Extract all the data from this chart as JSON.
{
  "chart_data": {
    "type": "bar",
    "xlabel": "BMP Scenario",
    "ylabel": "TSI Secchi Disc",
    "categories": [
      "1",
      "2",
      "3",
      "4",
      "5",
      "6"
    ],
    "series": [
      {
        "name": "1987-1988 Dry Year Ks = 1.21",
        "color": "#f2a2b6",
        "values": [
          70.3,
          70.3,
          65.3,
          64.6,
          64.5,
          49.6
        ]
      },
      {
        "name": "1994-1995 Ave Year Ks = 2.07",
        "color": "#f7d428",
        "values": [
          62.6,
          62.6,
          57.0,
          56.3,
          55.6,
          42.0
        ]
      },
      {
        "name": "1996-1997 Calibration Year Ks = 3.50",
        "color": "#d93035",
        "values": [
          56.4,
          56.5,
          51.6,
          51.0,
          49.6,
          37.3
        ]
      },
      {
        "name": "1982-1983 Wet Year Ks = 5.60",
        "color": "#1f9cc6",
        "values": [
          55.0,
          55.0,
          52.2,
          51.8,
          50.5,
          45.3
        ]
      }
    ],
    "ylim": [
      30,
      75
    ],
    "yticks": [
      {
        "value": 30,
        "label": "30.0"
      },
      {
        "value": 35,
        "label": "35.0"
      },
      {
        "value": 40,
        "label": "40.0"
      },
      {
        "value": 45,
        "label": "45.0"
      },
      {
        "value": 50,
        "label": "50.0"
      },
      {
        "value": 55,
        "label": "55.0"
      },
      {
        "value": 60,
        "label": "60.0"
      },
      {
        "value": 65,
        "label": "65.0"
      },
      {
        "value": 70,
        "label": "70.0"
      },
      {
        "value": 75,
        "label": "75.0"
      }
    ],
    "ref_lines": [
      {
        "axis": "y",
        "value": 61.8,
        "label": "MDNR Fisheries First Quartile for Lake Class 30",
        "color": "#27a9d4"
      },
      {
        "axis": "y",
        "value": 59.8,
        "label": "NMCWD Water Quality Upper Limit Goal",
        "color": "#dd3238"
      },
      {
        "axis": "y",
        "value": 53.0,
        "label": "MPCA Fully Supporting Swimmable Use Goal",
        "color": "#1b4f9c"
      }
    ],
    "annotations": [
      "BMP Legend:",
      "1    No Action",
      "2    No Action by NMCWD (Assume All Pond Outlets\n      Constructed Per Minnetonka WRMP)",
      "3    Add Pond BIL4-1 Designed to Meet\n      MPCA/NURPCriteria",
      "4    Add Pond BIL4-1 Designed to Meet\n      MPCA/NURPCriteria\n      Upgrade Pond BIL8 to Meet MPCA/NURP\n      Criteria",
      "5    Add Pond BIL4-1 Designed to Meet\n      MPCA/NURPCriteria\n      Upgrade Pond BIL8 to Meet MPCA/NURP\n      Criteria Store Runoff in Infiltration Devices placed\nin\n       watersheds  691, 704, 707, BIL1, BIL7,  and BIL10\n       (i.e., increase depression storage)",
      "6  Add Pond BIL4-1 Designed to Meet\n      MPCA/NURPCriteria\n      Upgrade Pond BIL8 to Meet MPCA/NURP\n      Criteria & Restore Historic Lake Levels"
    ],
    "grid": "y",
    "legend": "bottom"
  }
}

--- --- ---

What you are asked to do -> Each entry above is to be quoted exactly.

Task result ->
Extract all the data from this chart as JSON.
{
  "chart_data": {
    "type": "bar",
    "xlabel": "BMP Scenario",
    "ylabel": "TSI Secchi Disc",
    "categories": [
      "1",
      "2",
      "3",
      "4",
      "5",
      "6"
    ],
    "series": [
      {
        "name": "1987-1988 Dry Year Ks = 1.21",
        "color": "#f2a2b6",
        "values": [
          70.3,
          70.3,
          65.3,
          64.6,
          64.5,
          49.6
        ]
      },
      {
        "name": "1994-1995 Ave Year Ks = 2.07",
        "color": "#f7d428",
        "values": [
          62.6,
          62.6,
          57.0,
          56.3,
          55.6,
          42.0
        ]
      },
      {
        "name": "1996-1997 Calibration Year Ks = 3.50",
        "color": "#d93035",
        "values": [
          56.4,
          56.5,
          51.6,
          51.0,
          49.6,
          37.3
        ]
      },
      {
        "name": "1982-1983 Wet Year Ks = 5.60",
        "color": "#1f9cc6",
        "values": [
          55.0,
          55.0,
          52.2,
          51.8,
          50.5,
          45.3
        ]
      }
    ],
    "ylim": [
      30,
      75
    ],
    "yticks": [
      {
        "value": 30,
        "label": "30.0"
      },
      {
        "value": 35,
        "label": "35.0"
      },
      {
        "value": 40,
        "label": "40.0"
      },
      {
        "value": 45,
        "label": "45.0"
      },
      {
        "value": 50,
        "label": "50.0"
      },
      {
        "value": 55,
        "label": "55.0"
      },
      {
        "value": 60,
        "label": "60.0"
      },
      {
        "value": 65,
        "label": "65.0"
      },
      {
        "value": 70,
        "label": "70.0"
      },
      {
        "value": 75,
        "label": "75.0"
      }
    ],
    "ref_lines": [
      {
        "axis": "y",
        "value": 61.8,
        "label": "MDNR Fisheries First Quartile for Lake Class 30",
        "color": "#27a9d4"
      },
      {
        "axis": "y",
        "value": 59.8,
        "label": "NMCWD Water Quality Upper Limit Goal",
        "color": "#dd3238"
      },
      {
        "axis": "y",
        "value": 53.0,
        "label": "MPCA Fully Supporting Swimmable Use Goal",
        "color": "#1b4f9c"
      }
    ],
    "annotations": [
      "BMP Legend:",
      "1    No Action",
      "2    No Action by NMCWD (Assume All Pond Outlets\n      Constructed Per Minnetonka WRMP)",
      "3    Add Pond BIL4-1 Designed to Meet\n      MPCA/NURPCriteria",
      "4    Add Pond BIL4-1 Designed to Meet\n      MPCA/NURPCriteria\n      Upgrade Pond BIL8 to Meet MPCA/NURP\n      Criteria",
      "5    Add Pond BIL4-1 Designed to Meet\n      MPCA/NURPCriteria\n      Upgrade Pond BIL8 to Meet MPCA/NURP\n      Criteria Store Runoff in Infiltration Devices placed\nin\n       watersheds  691, 704, 707, BIL1, BIL7,  and BIL10\n       (i.e., increase depression storage)",
      "6  Add Pond BIL4-1 Designed to Meet\n      MPCA/NURPCriteria\n      Upgrade Pond BIL8 to Meet MPCA/NURP\n      Criteria & Restore Historic Lake Levels"
    ],
    "grid": "y",
    "legend": "bottom"
  }
}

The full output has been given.